ASSIGNMENT:
Repeat each line of the material below without change.

RECORDED DATA:

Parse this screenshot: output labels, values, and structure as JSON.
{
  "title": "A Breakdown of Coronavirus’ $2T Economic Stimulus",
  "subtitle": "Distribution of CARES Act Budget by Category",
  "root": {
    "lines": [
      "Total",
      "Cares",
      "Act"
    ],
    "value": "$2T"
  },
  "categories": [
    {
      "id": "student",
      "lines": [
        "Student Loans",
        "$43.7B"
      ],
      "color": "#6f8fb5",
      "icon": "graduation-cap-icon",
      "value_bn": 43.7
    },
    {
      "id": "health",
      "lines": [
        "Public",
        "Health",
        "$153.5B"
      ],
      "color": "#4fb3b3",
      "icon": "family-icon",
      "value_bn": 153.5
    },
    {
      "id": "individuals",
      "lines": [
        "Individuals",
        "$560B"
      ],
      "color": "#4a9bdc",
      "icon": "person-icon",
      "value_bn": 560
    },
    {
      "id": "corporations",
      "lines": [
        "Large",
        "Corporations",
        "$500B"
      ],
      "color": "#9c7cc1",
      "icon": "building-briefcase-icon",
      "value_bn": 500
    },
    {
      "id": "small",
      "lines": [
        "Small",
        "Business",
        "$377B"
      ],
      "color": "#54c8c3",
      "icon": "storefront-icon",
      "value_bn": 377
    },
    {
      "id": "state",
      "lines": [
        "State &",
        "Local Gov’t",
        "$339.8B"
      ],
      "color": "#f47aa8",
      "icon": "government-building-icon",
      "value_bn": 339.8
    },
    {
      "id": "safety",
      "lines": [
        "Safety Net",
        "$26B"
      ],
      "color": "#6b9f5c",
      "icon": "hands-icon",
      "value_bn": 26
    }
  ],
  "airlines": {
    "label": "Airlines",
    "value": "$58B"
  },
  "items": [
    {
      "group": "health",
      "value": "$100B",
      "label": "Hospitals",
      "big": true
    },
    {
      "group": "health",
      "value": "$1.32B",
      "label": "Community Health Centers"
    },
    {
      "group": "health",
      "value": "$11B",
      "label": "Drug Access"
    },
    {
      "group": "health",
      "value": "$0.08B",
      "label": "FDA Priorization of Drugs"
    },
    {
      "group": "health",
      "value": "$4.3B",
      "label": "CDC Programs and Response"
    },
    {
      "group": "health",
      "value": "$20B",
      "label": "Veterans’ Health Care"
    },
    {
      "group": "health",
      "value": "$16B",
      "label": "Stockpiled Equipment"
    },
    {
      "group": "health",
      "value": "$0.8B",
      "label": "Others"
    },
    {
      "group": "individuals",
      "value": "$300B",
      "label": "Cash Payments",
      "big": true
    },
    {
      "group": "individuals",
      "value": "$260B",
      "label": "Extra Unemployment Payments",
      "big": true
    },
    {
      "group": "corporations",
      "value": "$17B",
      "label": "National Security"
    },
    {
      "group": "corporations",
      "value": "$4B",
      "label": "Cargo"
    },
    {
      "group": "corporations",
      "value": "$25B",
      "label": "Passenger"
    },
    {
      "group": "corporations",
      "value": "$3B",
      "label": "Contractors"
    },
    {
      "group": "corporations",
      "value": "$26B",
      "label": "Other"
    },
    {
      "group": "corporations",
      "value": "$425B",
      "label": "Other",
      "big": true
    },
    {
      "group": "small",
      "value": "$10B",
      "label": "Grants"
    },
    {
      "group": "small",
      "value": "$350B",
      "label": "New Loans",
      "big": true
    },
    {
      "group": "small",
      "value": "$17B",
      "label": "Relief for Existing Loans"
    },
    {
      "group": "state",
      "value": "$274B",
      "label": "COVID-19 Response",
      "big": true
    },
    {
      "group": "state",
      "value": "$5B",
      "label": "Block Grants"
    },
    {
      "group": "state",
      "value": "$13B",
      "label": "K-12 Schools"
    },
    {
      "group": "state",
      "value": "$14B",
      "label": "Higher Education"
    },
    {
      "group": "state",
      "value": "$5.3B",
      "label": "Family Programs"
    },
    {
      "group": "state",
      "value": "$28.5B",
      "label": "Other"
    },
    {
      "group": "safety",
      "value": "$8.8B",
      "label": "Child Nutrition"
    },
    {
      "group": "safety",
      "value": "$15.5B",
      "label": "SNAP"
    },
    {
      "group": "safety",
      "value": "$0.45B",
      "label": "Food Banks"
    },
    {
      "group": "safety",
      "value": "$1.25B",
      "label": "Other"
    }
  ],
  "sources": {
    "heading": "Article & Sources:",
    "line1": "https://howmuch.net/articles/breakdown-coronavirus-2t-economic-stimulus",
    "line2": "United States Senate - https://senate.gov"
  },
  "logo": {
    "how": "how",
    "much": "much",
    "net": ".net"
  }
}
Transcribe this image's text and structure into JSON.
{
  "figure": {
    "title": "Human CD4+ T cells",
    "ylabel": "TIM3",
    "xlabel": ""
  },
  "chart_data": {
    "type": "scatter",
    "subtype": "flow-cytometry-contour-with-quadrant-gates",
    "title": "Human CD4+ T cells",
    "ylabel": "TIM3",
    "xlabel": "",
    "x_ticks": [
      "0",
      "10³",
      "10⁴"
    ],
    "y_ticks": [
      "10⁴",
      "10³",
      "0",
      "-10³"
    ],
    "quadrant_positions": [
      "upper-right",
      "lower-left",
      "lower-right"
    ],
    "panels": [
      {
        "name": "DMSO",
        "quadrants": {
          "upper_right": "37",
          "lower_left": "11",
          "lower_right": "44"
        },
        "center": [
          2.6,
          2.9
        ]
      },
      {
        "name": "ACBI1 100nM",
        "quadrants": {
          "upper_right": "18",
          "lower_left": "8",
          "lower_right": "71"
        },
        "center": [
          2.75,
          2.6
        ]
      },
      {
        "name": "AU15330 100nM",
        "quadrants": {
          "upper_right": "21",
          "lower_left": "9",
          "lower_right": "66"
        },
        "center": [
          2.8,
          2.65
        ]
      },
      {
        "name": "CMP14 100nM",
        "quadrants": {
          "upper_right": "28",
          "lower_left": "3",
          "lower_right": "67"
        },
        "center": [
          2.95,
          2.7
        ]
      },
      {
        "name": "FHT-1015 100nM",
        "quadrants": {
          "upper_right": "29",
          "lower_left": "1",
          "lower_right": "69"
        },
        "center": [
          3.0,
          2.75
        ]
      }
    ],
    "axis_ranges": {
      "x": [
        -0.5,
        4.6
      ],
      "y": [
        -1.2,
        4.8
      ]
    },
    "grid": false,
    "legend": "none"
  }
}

WRITTEN RESPONSE:
Parse this screenshot: output labels, values, and structure as JSON.
{
  "title": "A Breakdown of Coronavirus’ $2T Economic Stimulus",
  "subtitle": "Distribution of CARES Act Budget by Category",
  "root": {
    "lines": [
      "Total",
      "Cares",
      "Act"
    ],
    "value": "$2T"
  },
  "categories": [
    {
      "id": "student",
      "lines": [
        "Student Loans",
        "$43.7B"
      ],
      "color": "#6f8fb5",
      "icon": "graduation-cap-icon",
      "value_bn": 43.7
    },
    {
      "id": "health",
      "lines": [
        "Public",
        "Health",
        "$153.5B"
      ],
      "color": "#4fb3b3",
      "icon": "family-icon",
      "value_bn": 153.5
    },
    {
      "id": "individuals",
      "lines": [
        "Individuals",
        "$560B"
      ],
      "color": "#4a9bdc",
      "icon": "person-icon",
      "value_bn": 560
    },
    {
      "id": "corporations",
      "lines": [
        "Large",
        "Corporations",
        "$500B"
      ],
      "color": "#9c7cc1",
      "icon": "building-briefcase-icon",
      "value_bn": 500
    },
    {
      "id": "small",
      "lines": [
        "Small",
        "Business",
        "$377B"
      ],
      "color": "#54c8c3",
      "icon": "storefront-icon",
      "value_bn": 377
    },
    {
      "id": "state",
      "lines": [
        "State &",
        "Local Gov’t",
        "$339.8B"
      ],
      "color": "#f47aa8",
      "icon": "government-building-icon",
      "value_bn": 339.8
    },
    {
      "id": "safety",
      "lines": [
        "Safety Net",
        "$26B"
      ],
      "color": "#6b9f5c",
      "icon": "hands-icon",
      "value_bn": 26
    }
  ],
  "airlines": {
    "label": "Airlines",
    "value": "$58B"
  },
  "items": [
    {
      "group": "health",
      "value": "$100B",
      "label": "Hospitals",
      "big": true
    },
    {
      "group": "health",
      "value": "$1.32B",
      "label": "Community Health Centers"
    },
    {
      "group": "health",
      "value": "$11B",
      "label": "Drug Access"
    },
    {
      "group": "health",
      "value": "$0.08B",
      "label": "FDA Priorization of Drugs"
    },
    {
      "group": "health",
      "value": "$4.3B",
      "label": "CDC Programs and Response"
    },
    {
      "group": "health",
      "value": "$20B",
      "label": "Veterans’ Health Care"
    },
    {
      "group": "health",
      "value": "$16B",
      "label": "Stockpiled Equipment"
    },
    {
      "group": "health",
      "value": "$0.8B",
      "label": "Others"
    },
    {
      "group": "individuals",
      "value": "$300B",
      "label": "Cash Payments",
      "big": true
    },
    {
      "group": "individuals",
      "value": "$260B",
      "label": "Extra Unemployment Payments",
      "big": true
    },
    {
      "group": "corporations",
      "value": "$17B",
      "label": "National Security"
    },
    {
      "group": "corporations",
      "value": "$4B",
      "label": "Cargo"
    },
    {
      "group": "corporations",
      "value": "$25B",
      "label": "Passenger"
    },
    {
      "group": "corporations",
      "value": "$3B",
      "label": "Contractors"
    },
    {
      "group": "corporations",
      "value": "$26B",
      "label": "Other"
    },
    {
      "group": "corporations",
      "value": "$425B",
      "label": "Other",
      "big": true
    },
    {
      "group": "small",
      "value": "$10B",
      "label": "Grants"
    },
    {
      "group": "small",
      "value": "$350B",
      "label": "New Loans",
      "big": true
    },
    {
      "group": "small",
      "value": "$17B",
      "label": "Relief for Existing Loans"
    },
    {
      "group": "state",
      "value": "$274B",
      "label": "COVID-19 Response",
      "big": true
    },
    {
      "group": "state",
      "value": "$5B",
      "label": "Block Grants"
    },
    {
      "group": "state",
      "value": "$13B",
      "label": "K-12 Schools"
    },
    {
      "group": "state",
      "value": "$14B",
      "label": "Higher Education"
    },
    {
      "group": "state",
      "value": "$5.3B",
      "label": "Family Programs"
    },
    {
      "group": "state",
      "value": "$28.5B",
      "label": "Other"
    },
    {
      "group": "safety",
      "value": "$8.8B",
      "label": "Child Nutrition"
    },
    {
      "group": "safety",
      "value": "$15.5B",
      "label": "SNAP"
    },
    {
      "group": "safety",
      "value": "$0.45B",
      "label": "Food Banks"
    },
    {
      "group": "safety",
      "value": "$1.25B",
      "label": "Other"
    }
  ],
  "sources": {
    "heading": "Article & Sources:",
    "line1": "https://howmuch.net/articles/breakdown-coronavirus-2t-economic-stimulus",
    "line2": "United States Senate - https://senate.gov"
  },
  "logo": {
    "how": "how",
    "much": "much",
    "net": ".net"
  }
}
Transcribe this image's text and structure into JSON.
{
  "figure": {
    "title": "Human CD4+ T cells",
    "ylabel": "TIM3",
    "xlabel": ""
  },
  "chart_data": {
    "type": "scatter",
    "subtype": "flow-cytometry-contour-with-quadrant-gates",
    "title": "Human CD4+ T cells",
    "ylabel": "TIM3",
    "xlabel": "",
    "x_ticks": [
      "0",
      "10³",
      "10⁴"
    ],
    "y_ticks": [
      "10⁴",
      "10³",
      "0",
      "-10³"
    ],
    "quadrant_positions": [
      "upper-right",
      "lower-left",
      "lower-right"
    ],
    "panels": [
      {
        "name": "DMSO",
        "quadrants": {
          "upper_right": "37",
          "lower_left": "11",
          "lower_right": "44"
        },
        "center": [
          2.6,
          2.9
        ]
      },
      {
        "name": "ACBI1 100nM",
        "quadrants": {
          "upper_right": "18",
          "lower_left": "8",
          "lower_right": "71"
        },
        "center": [
          2.75,
          2.6
        ]
      },
      {
        "name": "AU15330 100nM",
        "quadrants": {
          "upper_right": "21",
          "lower_left": "9",
          "lower_right": "66"
        },
        "center": [
          2.8,
          2.65
        ]
      },
      {
        "name": "CMP14 100nM",
        "quadrants": {
          "upper_right": "28",
          "lower_left": "3",
          "lower_right": "67"
        },
        "center": [
          2.95,
          2.7
        ]
      },
      {
        "name": "FHT-1015 100nM",
        "quadrants": {
          "upper_right": "29",
          "lower_left": "1",
          "lower_right": "69"
        },
        "center": [
          3.0,
          2.75
        ]
      }
    ],
    "axis_ranges": {
      "x": [
        -0.5,
        4.6
      ],
      "y": [
        -1.2,
        4.8
      ]
    },
    "grid": false,
    "legend": "none"
  }
}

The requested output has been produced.